··· Record excerpts ···
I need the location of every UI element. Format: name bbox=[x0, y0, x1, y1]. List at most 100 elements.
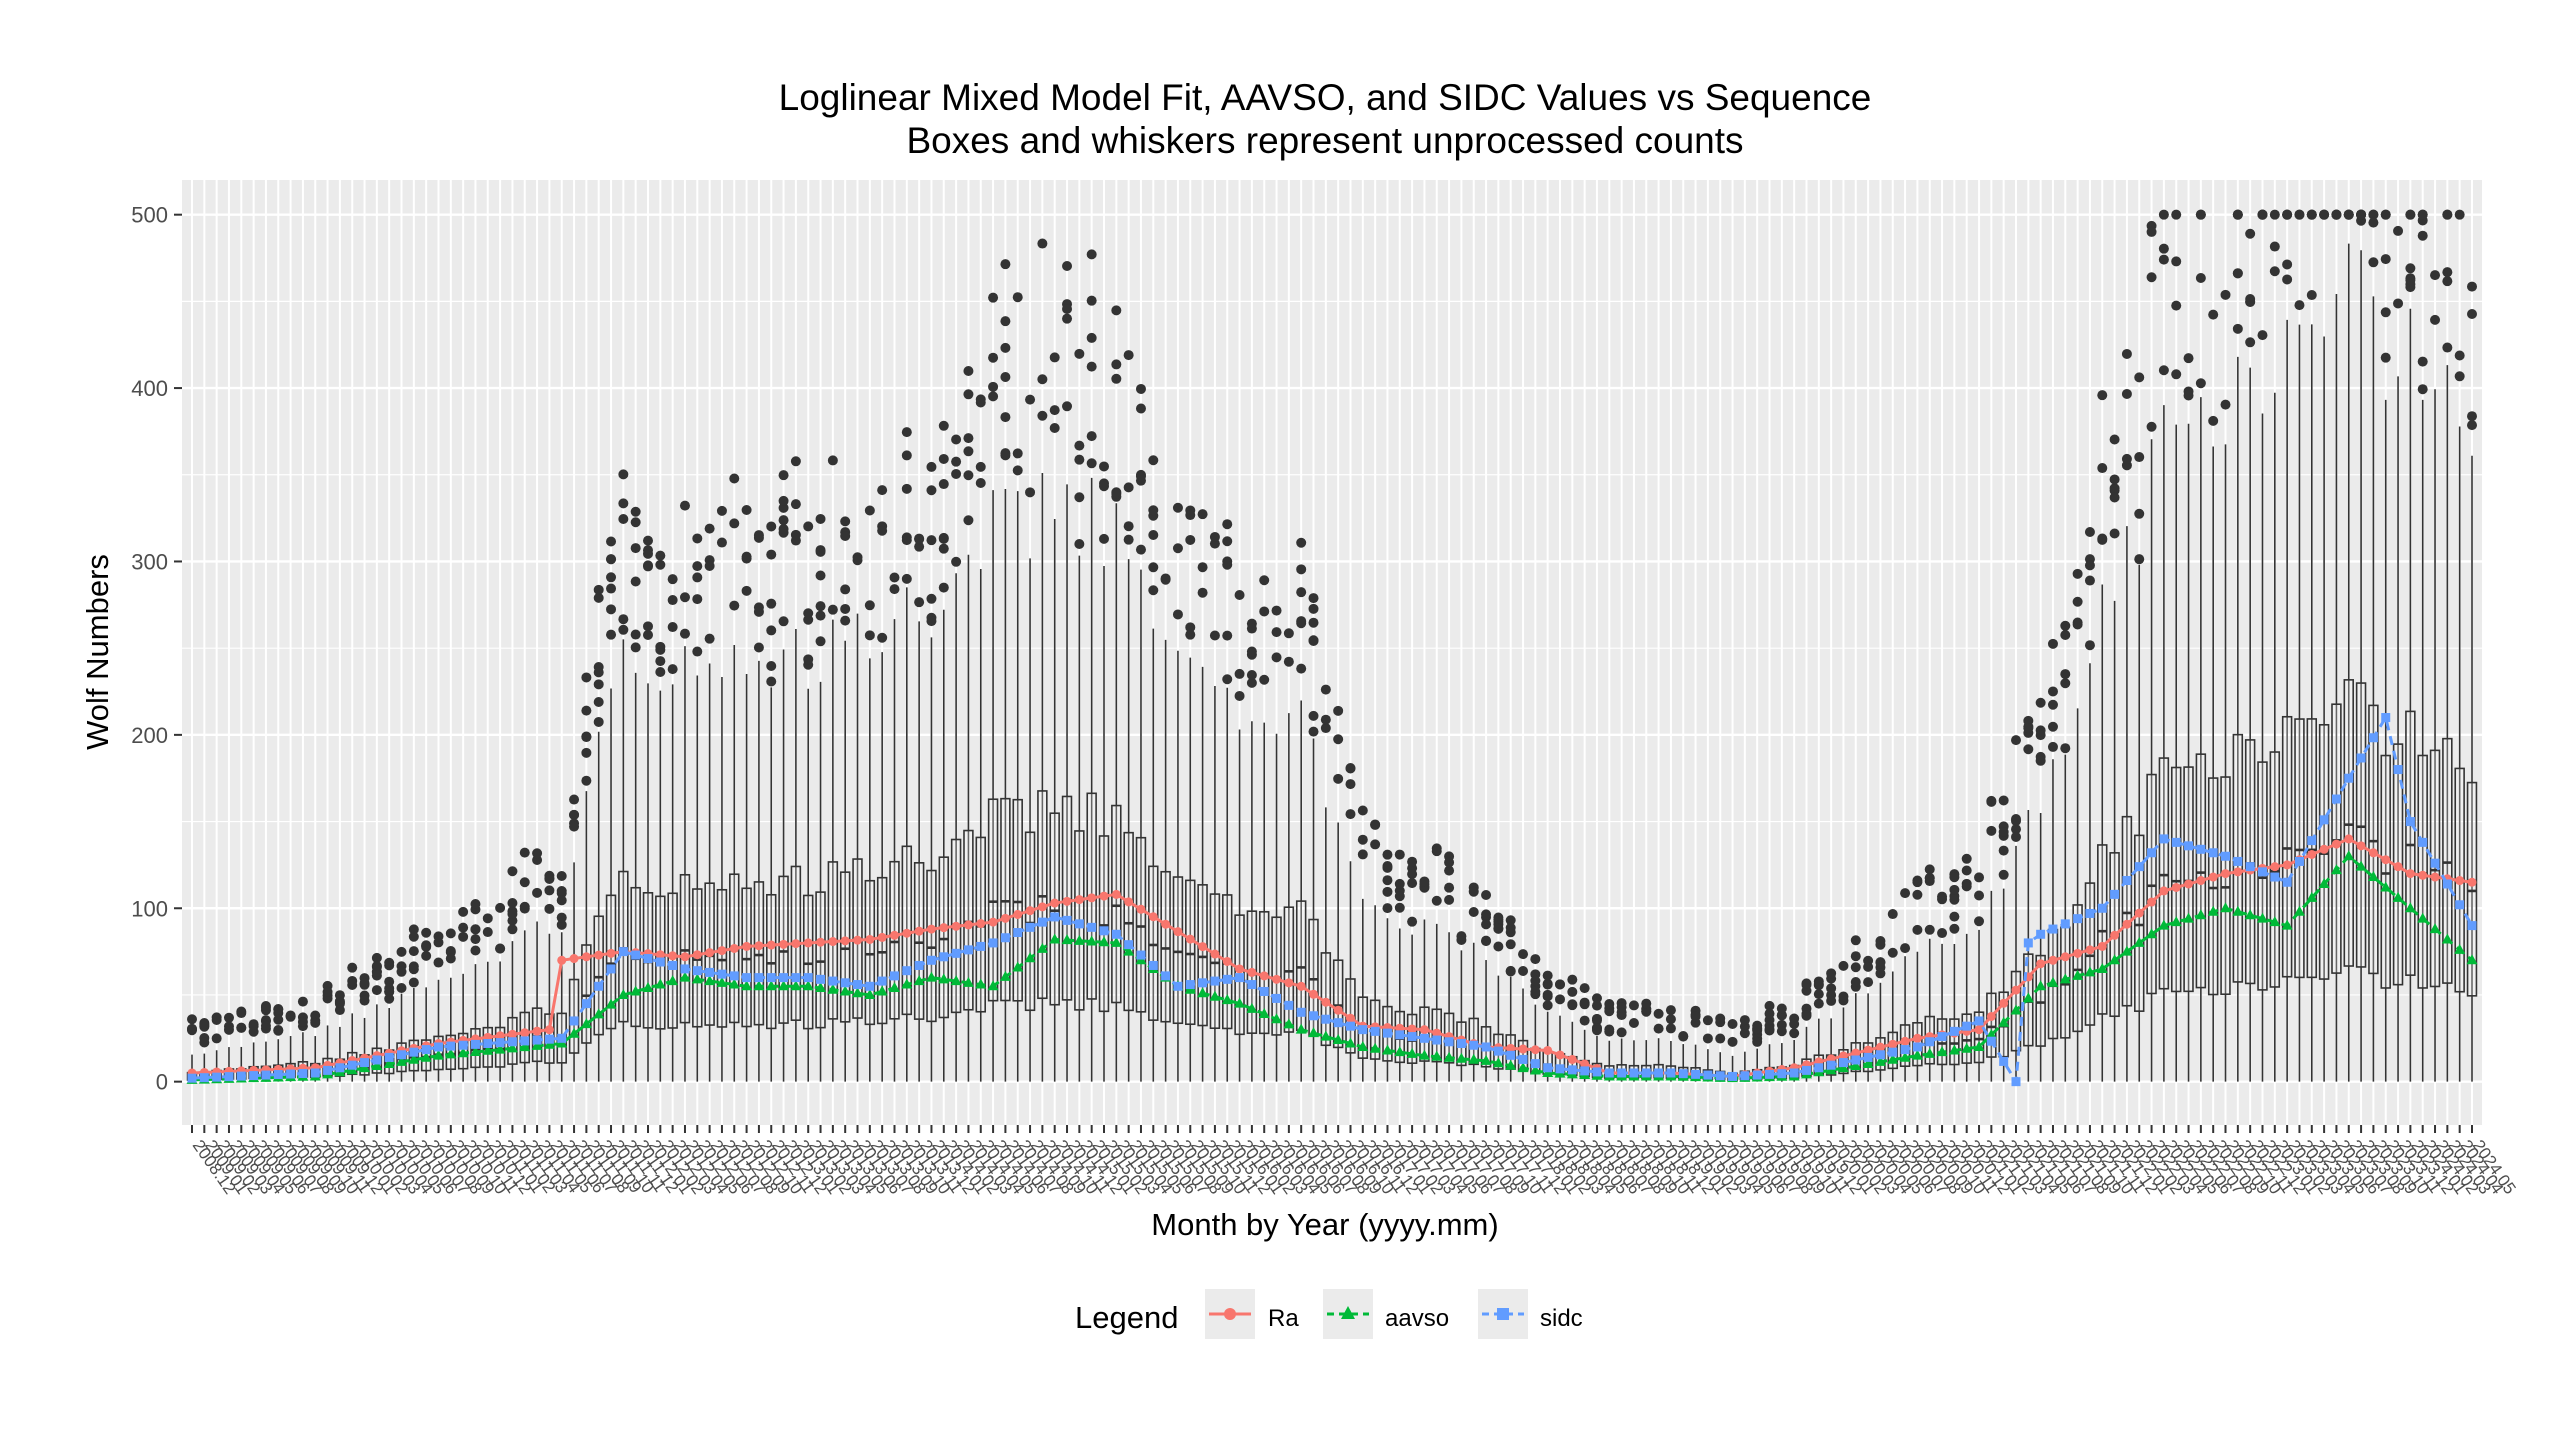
outlier-point bbox=[766, 660, 777, 671]
box bbox=[581, 944, 592, 1044]
outlier-point bbox=[778, 470, 789, 481]
outlier-point bbox=[2467, 420, 2477, 431]
box bbox=[1135, 836, 1147, 1013]
outlier-point bbox=[1591, 993, 1602, 1004]
series-point bbox=[2023, 938, 2033, 948]
outlier-point bbox=[643, 535, 653, 546]
outlier-point bbox=[2121, 453, 2132, 464]
outlier-point bbox=[1616, 1010, 1627, 1021]
series-point bbox=[2110, 889, 2120, 899]
series-point bbox=[409, 1047, 419, 1057]
series-point bbox=[828, 937, 838, 947]
series-point bbox=[2441, 933, 2453, 944]
outlier-point bbox=[2368, 209, 2379, 220]
series-point bbox=[2282, 860, 2292, 870]
series-point bbox=[2036, 959, 2046, 969]
outlier-point bbox=[2023, 715, 2034, 726]
series-point bbox=[372, 1055, 382, 1065]
boxplot bbox=[2183, 353, 2194, 1082]
outlier-point bbox=[408, 946, 419, 957]
outlier-point bbox=[1197, 587, 1208, 598]
series-point bbox=[520, 1028, 530, 1038]
series-point bbox=[2454, 943, 2466, 954]
series-point bbox=[1272, 974, 1282, 984]
outlier-point bbox=[606, 604, 617, 615]
outlier-point bbox=[1271, 605, 1282, 616]
series-point bbox=[2430, 872, 2440, 882]
series-point bbox=[1875, 1042, 1885, 1052]
series-point bbox=[482, 1044, 494, 1055]
series-point bbox=[2221, 851, 2231, 861]
series-point bbox=[1826, 1060, 1836, 1070]
outlier-point bbox=[2134, 508, 2145, 519]
series-point bbox=[2455, 900, 2465, 910]
series-point bbox=[1899, 1051, 1911, 1062]
series-point bbox=[1506, 1043, 1516, 1053]
series-point bbox=[939, 923, 949, 933]
outlier-point bbox=[704, 523, 715, 534]
series-point bbox=[1765, 1069, 1775, 1079]
outlier-point bbox=[667, 664, 678, 675]
series-point bbox=[925, 971, 937, 982]
series-point bbox=[1394, 1046, 1406, 1057]
series-point bbox=[667, 975, 679, 986]
box bbox=[2035, 954, 2046, 1047]
series-point bbox=[1592, 1067, 1602, 1077]
series-point bbox=[2183, 912, 2195, 923]
series-point bbox=[396, 1055, 408, 1066]
legend-label-ra: Ra bbox=[1268, 1305, 1299, 1332]
series-point bbox=[1481, 1042, 1491, 1052]
series-point bbox=[2060, 952, 2070, 962]
series-point bbox=[803, 973, 813, 983]
outlier-point bbox=[2171, 300, 2182, 311]
outlier-point bbox=[692, 646, 703, 657]
outlier-point bbox=[766, 521, 777, 532]
series-point bbox=[2073, 948, 2083, 958]
series-point bbox=[877, 976, 887, 986]
outlier-point bbox=[1912, 877, 1923, 888]
series-point bbox=[1974, 1016, 1984, 1026]
outlier-point bbox=[1407, 869, 1418, 880]
series-point bbox=[1049, 933, 1061, 944]
outlier-point bbox=[790, 456, 801, 467]
outlier-point bbox=[1764, 1008, 1775, 1019]
outlier-point bbox=[864, 600, 875, 611]
series-point bbox=[2171, 837, 2181, 847]
outlier-point bbox=[618, 513, 629, 524]
series-point bbox=[323, 1065, 333, 1075]
series-point bbox=[1480, 1054, 1492, 1065]
outlier-point bbox=[2097, 534, 2108, 545]
outlier-point bbox=[692, 594, 703, 605]
series-point bbox=[1198, 942, 1208, 952]
series-point bbox=[1036, 942, 1048, 953]
outlier-point bbox=[1407, 916, 1418, 927]
outlier-point bbox=[1037, 410, 1048, 421]
series-point bbox=[1715, 1071, 1725, 1081]
outlier-point bbox=[334, 997, 345, 1008]
outlier-point bbox=[2343, 209, 2354, 220]
outlier-point bbox=[1296, 587, 1307, 598]
outlier-point bbox=[2035, 730, 2046, 741]
outlier-point bbox=[421, 941, 432, 952]
series-point bbox=[889, 971, 899, 981]
outlier-point bbox=[408, 924, 419, 935]
series-point bbox=[2011, 985, 2021, 995]
series-point bbox=[631, 950, 641, 960]
outlier-point bbox=[914, 541, 925, 552]
outlier-point bbox=[2011, 831, 2021, 842]
box bbox=[1000, 797, 1011, 1002]
outlier-point bbox=[606, 629, 617, 640]
series-point bbox=[1235, 964, 1245, 974]
outlier-point bbox=[1752, 1023, 1763, 1034]
series-point bbox=[1604, 1068, 1614, 1078]
series-point bbox=[939, 952, 949, 962]
series-point bbox=[1062, 896, 1072, 906]
boxplot bbox=[2195, 209, 2207, 1082]
box bbox=[1197, 884, 1208, 1027]
outlier-point bbox=[2023, 723, 2034, 734]
outlier-point bbox=[1863, 977, 1874, 988]
series-point bbox=[1222, 974, 1232, 984]
series-point bbox=[593, 1008, 605, 1019]
series-point bbox=[1247, 967, 1257, 977]
series-point bbox=[987, 980, 999, 991]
···
Revise the part of the records that opens with the line containing "outlier-point bbox=[766, 660, 777, 671]" and closes with the line containing "boxplot bbox=[2183, 353, 2194, 1082]", changing every "series-point" to "data-point" and leaving everything else unchanged. Output only those lines.

# [Answer to this problem]
outlier-point bbox=[766, 660, 777, 671]
box bbox=[581, 944, 592, 1044]
outlier-point bbox=[778, 470, 789, 481]
outlier-point bbox=[2467, 420, 2477, 431]
box bbox=[1135, 836, 1147, 1013]
outlier-point bbox=[1591, 993, 1602, 1004]
data-point bbox=[2023, 938, 2033, 948]
outlier-point bbox=[643, 535, 653, 546]
outlier-point bbox=[2121, 453, 2132, 464]
outlier-point bbox=[1616, 1010, 1627, 1021]
data-point bbox=[2110, 889, 2120, 899]
data-point bbox=[409, 1047, 419, 1057]
data-point bbox=[828, 937, 838, 947]
data-point bbox=[2441, 933, 2453, 944]
outlier-point bbox=[2368, 209, 2379, 220]
data-point bbox=[2282, 860, 2292, 870]
data-point bbox=[2036, 959, 2046, 969]
outlier-point bbox=[2023, 715, 2034, 726]
data-point bbox=[372, 1055, 382, 1065]
boxplot bbox=[2183, 353, 2194, 1082]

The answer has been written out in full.